-------- TEXT --------
Michael Prescott – Four Bestselling Ebooks on Amazon Kindle At Once


Most authors would be over the moon if they had one bestselling book on Amazon Kindle Bestseller List. Michael Prescott currently has four. Here are his current rankings (although this is constantly in a state of flux, so can quickly change): 
Shiver - #23 in Paid Kindle, #16 in Literature & Fiction, #3 in Suspense
Mortal Pursuit - #29 in Paid Kindle, #2 in Action & Adventure, #2 in Police Procedurals
Stealing Faces - #38 in Paid Kindle, #27 in Literature & Fiction, #6 in Suspense
Riptide - #95 in Paid Kindle, #3 in Psychological Thrillers, #4 in Police Procedurals
This is obviously pretty amazing. Today Michael speaks to us about his writing and the best ways other writers can market themselves to get their books into the bestseller lists too.

Darrell - Can you describe a typical day of writing?
Michael - In my thirty or so years as a professional writer I've tried various approaches. When I was writing horror novels in the 1980s, I forced myself to do four double-spaced pages a day. Usually I wrote at a specific time and treated it like a job. I had to work fast because I wasn't being paid much! Later I became more relaxed in my approach and gave up on the idea of a daily schedule or a targeted number of pages. However, I always had a sense of the deadline and how many pages I needed to complete each month.
-------- DATA SHOWN --------
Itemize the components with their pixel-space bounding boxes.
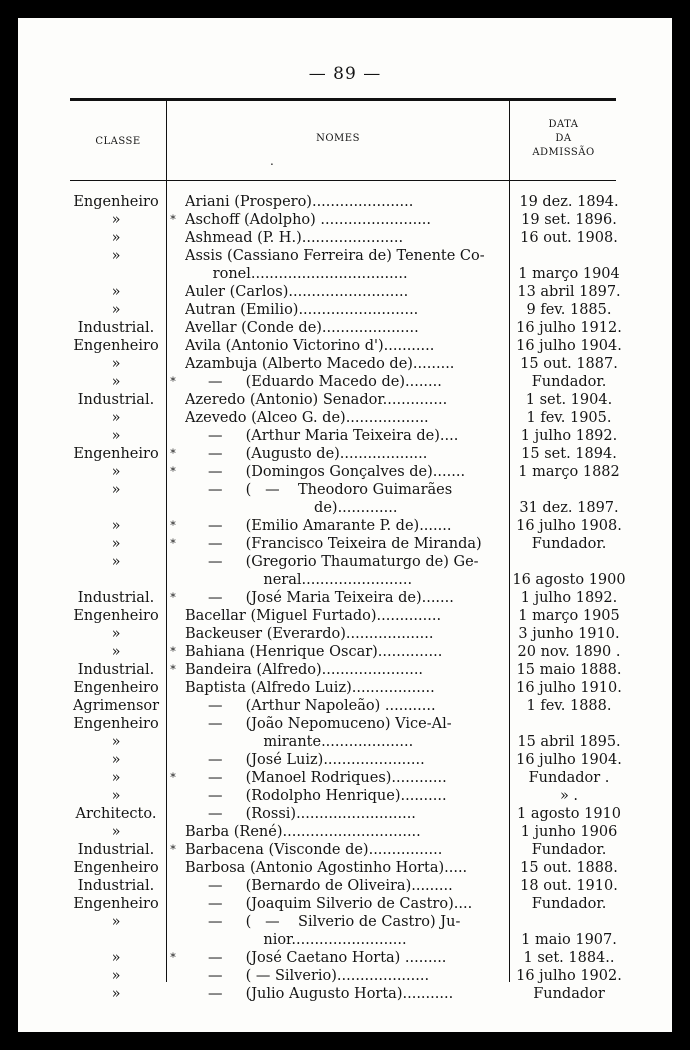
classe-cell: »	[111, 626, 121, 642]
table-top-rule	[70, 98, 616, 101]
classe-cell: Agrimensor	[72, 698, 160, 714]
classe-cell: Industrial.	[77, 590, 155, 606]
admission-date-cell: 16 julho 1908.	[516, 518, 622, 534]
table-row	[18, 625, 672, 643]
admission-date-cell: 16 out. 1908.	[520, 230, 618, 246]
admission-date-cell: 19 set. 1896.	[521, 212, 617, 228]
admission-date-cell: Fundador .	[528, 770, 610, 786]
table-row	[18, 445, 672, 463]
table-row	[18, 319, 672, 337]
admission-date-cell: 16 agosto 1900	[512, 572, 626, 588]
table-row	[18, 967, 672, 985]
name-cell: nior.........................	[185, 932, 407, 948]
table-row	[18, 841, 672, 859]
name-cell: — (Francisco Teixeira de Miranda)	[185, 536, 482, 552]
admission-date-cell: 15 out. 1888.	[520, 860, 618, 876]
table-row	[18, 823, 672, 841]
table-row	[18, 913, 672, 931]
asterisk-mark: *	[170, 663, 176, 676]
classe-cell: »	[111, 302, 121, 318]
table-header-rule	[70, 180, 616, 181]
classe-cell: Industrial.	[77, 320, 155, 336]
name-cell: — ( — Silverio de Castro) Ju-	[185, 914, 461, 930]
classe-cell: »	[111, 356, 121, 372]
classe-cell: Engenheiro	[73, 446, 159, 462]
name-cell: ronel..................................	[185, 266, 408, 282]
admission-date-cell: Fundador.	[531, 896, 607, 912]
name-cell: — (Domingos Gonçalves de).......	[185, 464, 466, 480]
classe-cell: »	[111, 770, 121, 786]
admission-date-cell: 16 julho 1910.	[516, 680, 622, 696]
admission-date-cell: 15 abril 1895.	[517, 734, 621, 750]
table-row	[18, 409, 672, 427]
classe-cell: Engenheiro	[73, 716, 159, 732]
name-cell: mirante....................	[185, 734, 414, 750]
admission-date-cell: 16 julho 1912.	[516, 320, 622, 336]
name-cell: de).............	[185, 500, 398, 516]
admission-date-cell: 19 dez. 1894.	[519, 194, 619, 210]
table-row	[18, 751, 672, 769]
name-cell: Avila (Antonio Victorino d')...........	[185, 338, 435, 354]
admission-date-cell: 15 set. 1894.	[521, 446, 617, 462]
admission-date-cell: Fundador	[533, 986, 605, 1002]
table-row	[18, 535, 672, 553]
classe-cell: »	[111, 554, 121, 570]
table-row	[18, 283, 672, 301]
name-cell: Azevedo (Alceo G. de)..................	[185, 410, 429, 426]
classe-cell: Industrial.	[77, 392, 155, 408]
header-data	[511, 118, 616, 160]
name-cell: Bahiana (Henrique Oscar)..............	[185, 644, 443, 660]
classe-cell: Engenheiro	[73, 194, 159, 210]
name-cell: Backeuser (Everardo)...................	[185, 626, 434, 642]
classe-cell: »	[111, 950, 121, 966]
classe-cell: »	[111, 410, 121, 426]
table-row	[18, 553, 672, 571]
asterisk-mark: *	[170, 537, 176, 550]
table-row	[18, 247, 672, 265]
admission-date-cell: 1 março 1904	[518, 266, 620, 282]
table-row	[18, 463, 672, 481]
asterisk-mark: *	[170, 645, 176, 658]
admission-date-cell: 1 agosto 1910	[517, 806, 621, 822]
admission-date-cell: 1 julho 1892.	[520, 590, 618, 606]
classe-cell: »	[111, 482, 121, 498]
admission-date-cell: 1 set. 1884..	[523, 950, 615, 966]
name-cell: — (José Caetano Horta) .........	[185, 950, 447, 966]
admission-date-cell: 15 maio 1888.	[516, 662, 622, 678]
name-cell: Auler (Carlos)..........................	[185, 284, 409, 300]
name-cell: Autran (Emilio)..........................	[185, 302, 419, 318]
admission-date-cell: 16 julho 1902.	[516, 968, 622, 984]
table-row	[18, 877, 672, 895]
admission-date-cell: Fundador.	[531, 536, 607, 552]
admission-date-cell: 9 fev. 1885.	[526, 302, 612, 318]
header-nomes: NOMES	[316, 133, 360, 144]
name-cell: neral........................	[185, 572, 413, 588]
table-row	[18, 229, 672, 247]
admission-date-cell: 20 nov. 1890 .	[517, 644, 621, 660]
name-cell: — (Augusto de)...................	[185, 446, 428, 462]
asterisk-mark: *	[170, 771, 176, 784]
admission-date-cell: 13 abril 1897.	[517, 284, 621, 300]
classe-cell: »	[111, 986, 121, 1002]
admission-date-cell: 18 out. 1910.	[520, 878, 618, 894]
classe-cell: »	[111, 248, 121, 264]
asterisk-mark: *	[170, 519, 176, 532]
admission-date-cell: 16 julho 1904.	[516, 338, 622, 354]
classe-cell: »	[111, 428, 121, 444]
classe-cell: »	[111, 230, 121, 246]
name-cell: Barbosa (Antonio Agostinho Horta).....	[185, 860, 468, 876]
name-cell: Baptista (Alfredo Luiz)..................	[185, 680, 435, 696]
asterisk-mark: *	[170, 465, 176, 478]
table-body	[18, 193, 672, 1003]
asterisk-mark: *	[170, 591, 176, 604]
admission-date-cell: 1 set. 1904.	[525, 392, 613, 408]
classe-cell: Engenheiro	[73, 338, 159, 354]
classe-cell: »	[111, 464, 121, 480]
name-cell: Ariani (Prospero)......................	[185, 194, 414, 210]
document-page	[18, 18, 672, 1032]
admission-date-cell: Fundador.	[531, 842, 607, 858]
classe-cell: »	[111, 212, 121, 228]
name-cell: — (Arthur Napoleão) ...........	[185, 698, 436, 714]
admission-date-cell: » .	[559, 788, 579, 804]
name-cell: — (Julio Augusto Horta)...........	[185, 986, 454, 1002]
table-row	[18, 805, 672, 823]
name-cell: — (José Maria Teixeira de).......	[185, 590, 454, 606]
name-cell: Azeredo (Antonio) Senador..............	[185, 392, 448, 408]
admission-date-cell: 1 março 1882	[518, 464, 620, 480]
admission-date-cell: 16 julho 1904.	[516, 752, 622, 768]
page-number: — 89 —	[308, 64, 382, 84]
table-row	[18, 427, 672, 445]
classe-cell: »	[111, 752, 121, 768]
table-row	[18, 517, 672, 535]
name-cell: — (Rodolpho Henrique)..........	[185, 788, 447, 804]
table-row	[18, 679, 672, 697]
name-cell: — (João Nepomuceno) Vice-Al-	[185, 716, 452, 732]
header-data-line-2: DA	[555, 133, 572, 144]
admission-date-cell: 1 maio 1907.	[521, 932, 617, 948]
classe-cell: »	[111, 374, 121, 390]
admission-date-cell: 3 junho 1910.	[518, 626, 620, 642]
classe-cell: »	[111, 968, 121, 984]
table-row	[18, 589, 672, 607]
table-row	[18, 859, 672, 877]
classe-cell: Engenheiro	[73, 860, 159, 876]
name-cell: Assis (Cassiano Ferreira de) Tenente Co-	[185, 248, 485, 264]
table-row	[18, 661, 672, 679]
header-mark: .	[270, 154, 274, 168]
admission-date-cell: 1 julho 1892.	[520, 428, 618, 444]
asterisk-mark: *	[170, 951, 176, 964]
table-row	[18, 355, 672, 373]
classe-cell: Architecto.	[75, 806, 157, 822]
classe-cell: Engenheiro	[73, 608, 159, 624]
table-row	[18, 769, 672, 787]
table-row	[18, 787, 672, 805]
asterisk-mark: *	[170, 843, 176, 856]
table-row	[18, 499, 672, 517]
name-cell: Azambuja (Alberto Macedo de).........	[185, 356, 455, 372]
asterisk-mark: *	[170, 375, 176, 388]
name-cell: — (Arthur Maria Teixeira de)....	[185, 428, 459, 444]
classe-cell: Engenheiro	[73, 680, 159, 696]
admission-date-cell: 1 fev. 1905.	[526, 410, 612, 426]
classe-cell: »	[111, 824, 121, 840]
classe-cell: »	[111, 734, 121, 750]
admission-date-cell: 1 junho 1906	[520, 824, 618, 840]
name-cell: — (Manoel Rodriques)............	[185, 770, 447, 786]
name-cell: — (Emilio Amarante P. de).......	[185, 518, 452, 534]
name-cell: — (Eduardo Macedo de)........	[185, 374, 442, 390]
admission-date-cell: 15 out. 1887.	[520, 356, 618, 372]
name-cell: — (Gregorio Thaumaturgo de) Ge-	[185, 554, 479, 570]
name-cell: Avellar (Conde de).....................	[185, 320, 419, 336]
table-row	[18, 481, 672, 499]
asterisk-mark: *	[170, 447, 176, 460]
admission-date-cell: 1 fev. 1888.	[526, 698, 612, 714]
classe-cell: »	[111, 536, 121, 552]
table-row	[18, 697, 672, 715]
table-row	[18, 607, 672, 625]
name-cell: — ( — Theodoro Guimarães	[185, 482, 453, 498]
table-row	[18, 985, 672, 1003]
table-row	[18, 733, 672, 751]
table-row	[18, 715, 672, 733]
table-row	[18, 193, 672, 211]
name-cell: — (Joaquim Silverio de Castro)....	[185, 896, 473, 912]
table-row	[18, 373, 672, 391]
classe-cell: Industrial.	[77, 842, 155, 858]
name-cell: — (Bernardo de Oliveira).........	[185, 878, 453, 894]
table-row	[18, 301, 672, 319]
classe-cell: »	[111, 644, 121, 660]
table-row	[18, 643, 672, 661]
name-cell: — (José Luiz)......................	[185, 752, 425, 768]
classe-cell: »	[111, 518, 121, 534]
header-data-line-3: ADMISSÃO	[532, 147, 595, 158]
classe-cell: Industrial.	[77, 878, 155, 894]
name-cell: Barba (René)..............................	[185, 824, 421, 840]
table-row	[18, 949, 672, 967]
admission-date-cell: 31 dez. 1897.	[519, 500, 619, 516]
table-row	[18, 265, 672, 283]
name-cell: Ashmead (P. H.)......................	[185, 230, 404, 246]
name-cell: — ( — Silverio)....................	[185, 968, 430, 984]
classe-cell: Industrial.	[77, 662, 155, 678]
table-row	[18, 211, 672, 229]
name-cell: Bandeira (Alfredo)......................	[185, 662, 424, 678]
name-cell: Barbacena (Visconde de)................	[185, 842, 443, 858]
classe-cell: Engenheiro	[73, 896, 159, 912]
table-row	[18, 895, 672, 913]
name-cell: Aschoff (Adolpho) ........................	[185, 212, 432, 228]
name-cell: — (Rossi)..........................	[185, 806, 416, 822]
name-cell: Bacellar (Miguel Furtado)..............	[185, 608, 442, 624]
admission-date-cell: Fundador.	[531, 374, 607, 390]
table-row	[18, 391, 672, 409]
asterisk-mark: *	[170, 213, 176, 226]
header-classe: CLASSE	[95, 136, 141, 147]
table-row	[18, 571, 672, 589]
admission-date-cell: 1 março 1905	[518, 608, 620, 624]
table-row	[18, 337, 672, 355]
classe-cell: »	[111, 788, 121, 804]
table-row	[18, 931, 672, 949]
header-data-line-1: DATA	[548, 119, 579, 130]
classe-cell: »	[111, 284, 121, 300]
classe-cell: »	[111, 914, 121, 930]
--------
[SHORT TASK 1]
Answer these questions about the Michael Prescott interview:
(a) What rank does Mortal Pursuit hold in Action & Adventure?
(b) How many double-spaced pages a day did Michael force himself to write when he was writing horror novels in the 1980s?
(c) Which of his books sits at #95 in Paid Kindle?
[SHORT TASK 2]
Please carry the Michael Prescott interview forward from its last sentence.

[WRITTEN REPLY 1]
(a) #2
(b) Four
(c) Riptide

[WRITTEN REPLY 2]
Everything changed a few years ago when the mass-market paperback end of the business started falling apart. Like many midlist writers, I was shown the door. I thought I could find a new home at another publishing house, but with the industry in transition there were no takers. At that point I switched my focus and started making money in ways unrelated to publishing. However, I still wanted to self-publish a thriller called Riptide, which I'd shopped around unsuccessfully to print publishers. It was basically a vanity project. I was mainly interested in bringing it out as a print-on-demand edition, using CreateSpace. Doing it as an ebook was an afterthought. I figured as long as I had the book proofread and formatted, I might as well put it out as a Kindle edition too. As it turned out, the print on-demand version has sold relatively few copies, while the Kindle edition is doing much better. Eventually I decided to do ebook versions of some of my out-of-print titles, since the rights had reverted to me. When the ebooks starting to sell, I realized -- somewhat to my surprise -- that this was actually a viable market.
Now I'm doing some original writing for the first time in a while. But it's different from my earlier stuff. What I'm working on is a short comedy novel specifically for the ebook market. There's no deadline, so I write when the spirit moves me.
I guess the short answer is, there's no typical day of writing for me. Sometimes I get inspired and write a whole lot of pages, and other days I focus on other things. And this was true even for much of the time when writing was my only job.
Darrell - You started out writing a number of scripts for movies, but switched to novels. Do you think of yourself as a 'visual' writer?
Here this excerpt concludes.